## Set problem
Every line that contains the word "drink" should be copied out.

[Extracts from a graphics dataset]
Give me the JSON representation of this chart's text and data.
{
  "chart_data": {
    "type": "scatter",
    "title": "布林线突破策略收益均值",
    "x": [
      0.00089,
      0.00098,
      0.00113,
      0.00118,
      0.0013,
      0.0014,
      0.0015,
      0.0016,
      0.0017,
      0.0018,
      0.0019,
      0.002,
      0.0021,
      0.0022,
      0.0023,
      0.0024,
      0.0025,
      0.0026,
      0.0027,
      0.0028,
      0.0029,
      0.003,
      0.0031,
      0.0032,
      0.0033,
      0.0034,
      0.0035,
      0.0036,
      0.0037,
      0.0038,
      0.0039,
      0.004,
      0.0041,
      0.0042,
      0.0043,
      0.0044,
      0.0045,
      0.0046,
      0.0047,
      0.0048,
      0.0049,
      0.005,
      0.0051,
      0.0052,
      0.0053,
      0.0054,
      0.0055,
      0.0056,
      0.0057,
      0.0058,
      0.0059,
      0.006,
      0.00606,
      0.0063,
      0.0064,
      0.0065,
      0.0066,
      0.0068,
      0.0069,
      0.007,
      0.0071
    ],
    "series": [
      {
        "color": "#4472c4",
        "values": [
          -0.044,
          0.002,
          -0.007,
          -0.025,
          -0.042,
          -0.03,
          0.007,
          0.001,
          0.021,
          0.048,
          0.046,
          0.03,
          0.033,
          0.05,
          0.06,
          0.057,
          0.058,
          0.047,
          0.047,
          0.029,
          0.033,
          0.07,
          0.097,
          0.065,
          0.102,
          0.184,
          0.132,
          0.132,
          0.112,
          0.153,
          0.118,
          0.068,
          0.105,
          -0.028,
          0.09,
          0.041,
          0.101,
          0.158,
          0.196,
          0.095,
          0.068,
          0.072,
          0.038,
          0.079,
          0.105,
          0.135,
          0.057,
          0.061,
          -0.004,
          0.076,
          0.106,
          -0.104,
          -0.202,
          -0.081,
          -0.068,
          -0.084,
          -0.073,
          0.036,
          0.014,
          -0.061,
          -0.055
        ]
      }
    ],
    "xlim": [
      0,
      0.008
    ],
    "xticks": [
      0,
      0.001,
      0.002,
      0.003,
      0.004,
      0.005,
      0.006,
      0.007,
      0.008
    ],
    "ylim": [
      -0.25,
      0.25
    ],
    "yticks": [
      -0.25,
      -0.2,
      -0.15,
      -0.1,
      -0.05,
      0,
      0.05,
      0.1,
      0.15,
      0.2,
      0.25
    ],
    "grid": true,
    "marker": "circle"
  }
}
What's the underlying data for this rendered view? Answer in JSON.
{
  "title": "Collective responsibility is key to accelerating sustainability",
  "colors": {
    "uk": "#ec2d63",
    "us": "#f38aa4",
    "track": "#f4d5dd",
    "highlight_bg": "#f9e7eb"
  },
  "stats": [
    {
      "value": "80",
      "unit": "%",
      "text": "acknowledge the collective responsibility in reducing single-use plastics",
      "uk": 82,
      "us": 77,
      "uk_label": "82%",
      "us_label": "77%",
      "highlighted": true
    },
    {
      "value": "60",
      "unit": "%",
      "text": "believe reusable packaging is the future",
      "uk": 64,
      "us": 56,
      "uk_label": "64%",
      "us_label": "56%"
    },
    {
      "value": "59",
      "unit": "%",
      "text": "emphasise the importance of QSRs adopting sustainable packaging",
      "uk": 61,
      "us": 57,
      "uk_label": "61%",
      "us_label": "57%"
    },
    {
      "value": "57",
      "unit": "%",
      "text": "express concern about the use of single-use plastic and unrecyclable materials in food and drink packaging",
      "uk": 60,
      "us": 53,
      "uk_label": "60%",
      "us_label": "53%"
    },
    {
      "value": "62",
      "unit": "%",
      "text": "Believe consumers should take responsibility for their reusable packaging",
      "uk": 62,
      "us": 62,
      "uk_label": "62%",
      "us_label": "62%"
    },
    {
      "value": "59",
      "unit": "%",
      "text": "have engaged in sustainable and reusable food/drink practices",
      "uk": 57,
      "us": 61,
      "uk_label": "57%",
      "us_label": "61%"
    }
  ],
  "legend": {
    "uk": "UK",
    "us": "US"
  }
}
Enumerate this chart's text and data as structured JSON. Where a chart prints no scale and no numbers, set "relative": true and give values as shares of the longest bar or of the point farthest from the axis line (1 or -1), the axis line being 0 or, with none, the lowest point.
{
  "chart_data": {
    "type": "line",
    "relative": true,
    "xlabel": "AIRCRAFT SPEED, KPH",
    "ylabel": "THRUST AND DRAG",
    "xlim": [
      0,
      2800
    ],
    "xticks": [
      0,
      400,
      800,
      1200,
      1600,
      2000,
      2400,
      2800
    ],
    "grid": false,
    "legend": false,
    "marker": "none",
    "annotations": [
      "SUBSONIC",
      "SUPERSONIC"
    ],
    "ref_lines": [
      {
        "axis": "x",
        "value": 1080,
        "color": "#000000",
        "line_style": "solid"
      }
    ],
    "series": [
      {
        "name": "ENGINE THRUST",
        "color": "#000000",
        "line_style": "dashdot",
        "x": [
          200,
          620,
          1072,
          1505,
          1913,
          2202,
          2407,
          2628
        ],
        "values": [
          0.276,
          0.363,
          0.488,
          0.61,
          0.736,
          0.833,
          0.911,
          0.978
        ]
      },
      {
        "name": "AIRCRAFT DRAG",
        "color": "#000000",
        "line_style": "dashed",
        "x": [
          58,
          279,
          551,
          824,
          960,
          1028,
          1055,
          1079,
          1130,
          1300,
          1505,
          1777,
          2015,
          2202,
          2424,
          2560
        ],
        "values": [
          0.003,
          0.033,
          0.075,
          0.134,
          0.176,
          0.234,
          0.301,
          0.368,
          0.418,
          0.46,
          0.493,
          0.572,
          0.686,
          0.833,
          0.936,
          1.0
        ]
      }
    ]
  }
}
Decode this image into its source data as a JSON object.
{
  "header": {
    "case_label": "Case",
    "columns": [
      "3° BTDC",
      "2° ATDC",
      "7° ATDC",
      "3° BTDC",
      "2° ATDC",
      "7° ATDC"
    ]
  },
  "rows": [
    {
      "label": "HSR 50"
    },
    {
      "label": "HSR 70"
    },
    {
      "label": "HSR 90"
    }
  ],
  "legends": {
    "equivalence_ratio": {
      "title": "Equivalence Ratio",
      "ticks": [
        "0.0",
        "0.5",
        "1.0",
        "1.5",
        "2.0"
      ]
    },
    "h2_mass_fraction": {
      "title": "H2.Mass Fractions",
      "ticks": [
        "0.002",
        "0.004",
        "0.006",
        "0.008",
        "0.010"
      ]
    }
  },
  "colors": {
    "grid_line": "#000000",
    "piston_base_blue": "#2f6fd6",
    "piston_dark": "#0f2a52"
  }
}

## Solved problem
      "text": "express concern about the use of single-use plastic and unrecyclable materials in food and drink packaging",
      "text": "have engaged in sustainable and reusable food/drink practices",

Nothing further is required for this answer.